START Entries
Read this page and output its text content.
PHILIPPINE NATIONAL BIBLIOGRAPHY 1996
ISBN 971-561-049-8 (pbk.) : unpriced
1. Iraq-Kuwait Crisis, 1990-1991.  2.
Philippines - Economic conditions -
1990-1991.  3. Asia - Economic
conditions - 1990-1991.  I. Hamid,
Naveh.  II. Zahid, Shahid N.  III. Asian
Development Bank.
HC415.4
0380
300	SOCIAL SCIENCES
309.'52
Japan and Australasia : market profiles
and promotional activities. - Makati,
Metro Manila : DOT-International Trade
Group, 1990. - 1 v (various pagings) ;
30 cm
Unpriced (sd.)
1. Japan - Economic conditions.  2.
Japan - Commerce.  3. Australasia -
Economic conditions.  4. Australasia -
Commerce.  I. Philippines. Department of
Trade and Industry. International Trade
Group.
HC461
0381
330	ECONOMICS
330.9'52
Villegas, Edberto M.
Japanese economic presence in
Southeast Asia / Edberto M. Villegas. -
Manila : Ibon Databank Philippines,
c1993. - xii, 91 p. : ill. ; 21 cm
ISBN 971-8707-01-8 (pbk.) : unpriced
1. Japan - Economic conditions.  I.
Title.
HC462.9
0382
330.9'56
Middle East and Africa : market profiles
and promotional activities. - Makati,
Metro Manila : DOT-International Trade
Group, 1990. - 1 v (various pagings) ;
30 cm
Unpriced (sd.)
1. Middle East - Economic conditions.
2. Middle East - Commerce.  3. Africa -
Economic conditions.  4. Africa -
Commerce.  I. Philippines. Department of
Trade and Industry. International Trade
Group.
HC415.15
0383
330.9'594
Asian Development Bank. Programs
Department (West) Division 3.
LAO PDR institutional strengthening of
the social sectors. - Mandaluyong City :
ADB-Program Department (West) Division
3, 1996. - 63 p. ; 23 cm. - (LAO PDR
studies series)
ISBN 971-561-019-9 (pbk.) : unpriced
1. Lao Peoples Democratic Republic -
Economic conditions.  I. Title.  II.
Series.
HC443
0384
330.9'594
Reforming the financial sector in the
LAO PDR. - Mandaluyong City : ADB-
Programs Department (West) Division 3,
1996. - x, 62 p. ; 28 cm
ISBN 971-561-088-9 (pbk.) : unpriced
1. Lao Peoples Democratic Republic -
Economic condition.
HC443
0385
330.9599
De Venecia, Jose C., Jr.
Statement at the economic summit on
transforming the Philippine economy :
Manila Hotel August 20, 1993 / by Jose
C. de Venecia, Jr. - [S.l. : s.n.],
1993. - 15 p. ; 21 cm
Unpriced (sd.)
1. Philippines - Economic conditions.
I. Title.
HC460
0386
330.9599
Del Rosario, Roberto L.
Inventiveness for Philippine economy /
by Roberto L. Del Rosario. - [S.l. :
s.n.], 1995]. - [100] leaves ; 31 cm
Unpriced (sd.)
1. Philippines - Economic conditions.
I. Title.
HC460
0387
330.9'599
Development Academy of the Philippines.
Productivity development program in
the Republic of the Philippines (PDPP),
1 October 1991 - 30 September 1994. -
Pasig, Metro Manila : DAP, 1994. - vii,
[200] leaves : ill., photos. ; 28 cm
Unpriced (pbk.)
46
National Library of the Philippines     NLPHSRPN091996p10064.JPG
END Entries
Reproduce the material above exactly; please quote every line of it.

### Exercise solution:
Read this page and output its text content.
PHILIPPINE NATIONAL BIBLIOGRAPHY 1996
ISBN 971-561-049-8 (pbk.) : unpriced
1. Iraq-Kuwait Crisis, 1990-1991.  2.
Philippines - Economic conditions -
1990-1991.  3. Asia - Economic
conditions - 1990-1991.  I. Hamid,
Naveh.  II. Zahid, Shahid N.  III. Asian
Development Bank.
HC415.4
0380
300	SOCIAL SCIENCES
309.'52
Japan and Australasia : market profiles
and promotional activities. - Makati,
Metro Manila : DOT-International Trade
Group, 1990. - 1 v (various pagings) ;
30 cm
Unpriced (sd.)
1. Japan - Economic conditions.  2.
Japan - Commerce.  3. Australasia -
Economic conditions.  4. Australasia -
Commerce.  I. Philippines. Department of
Trade and Industry. International Trade
Group.
HC461
0381
330	ECONOMICS
330.9'52
Villegas, Edberto M.
Japanese economic presence in
Southeast Asia / Edberto M. Villegas. -
Manila : Ibon Databank Philippines,
c1993. - xii, 91 p. : ill. ; 21 cm
ISBN 971-8707-01-8 (pbk.) : unpriced
1. Japan - Economic conditions.  I.
Title.
HC462.9
0382
330.9'56
Middle East and Africa : market profiles
and promotional activities. - Makati,
Metro Manila : DOT-International Trade
Group, 1990. - 1 v (various pagings) ;
30 cm
Unpriced (sd.)
1. Middle East - Economic conditions.
2. Middle East - Commerce.  3. Africa -
Economic conditions.  4. Africa -
Commerce.  I. Philippines. Department of
Trade and Industry. International Trade
Group.
HC415.15
0383
330.9'594
Asian Development Bank. Programs
Department (West) Division 3.
LAO PDR institutional strengthening of
the social sectors. - Mandaluyong City :
ADB-Program Department (West) Division
3, 1996. - 63 p. ; 23 cm. - (LAO PDR
studies series)
ISBN 971-561-019-9 (pbk.) : unpriced
1. Lao Peoples Democratic Republic -
Economic conditions.  I. Title.  II.
Series.
HC443
0384
330.9'594
Reforming the financial sector in the
LAO PDR. - Mandaluyong City : ADB-
Programs Department (West) Division 3,
1996. - x, 62 p. ; 28 cm
ISBN 971-561-088-9 (pbk.) : unpriced
1. Lao Peoples Democratic Republic -
Economic condition.
HC443
0385
330.9599
De Venecia, Jose C., Jr.
Statement at the economic summit on
transforming the Philippine economy :
Manila Hotel August 20, 1993 / by Jose
C. de Venecia, Jr. - [S.l. : s.n.],
1993. - 15 p. ; 21 cm
Unpriced (sd.)
1. Philippines - Economic conditions.
I. Title.
HC460
0386
330.9599
Del Rosario, Roberto L.
Inventiveness for Philippine economy /
by Roberto L. Del Rosario. - [S.l. :
s.n.], 1995]. - [100] leaves ; 31 cm
Unpriced (sd.)
1. Philippines - Economic conditions.
I. Title.
HC460
0387
330.9'599
Development Academy of the Philippines.
Productivity development program in
the Republic of the Philippines (PDPP),
1 October 1991 - 30 September 1994. -
Pasig, Metro Manila : DAP, 1994. - vii,
[200] leaves : ill., photos. ; 28 cm
Unpriced (pbk.)
46
National Library of the Philippines     NLPHSRPN091996p10064.JPG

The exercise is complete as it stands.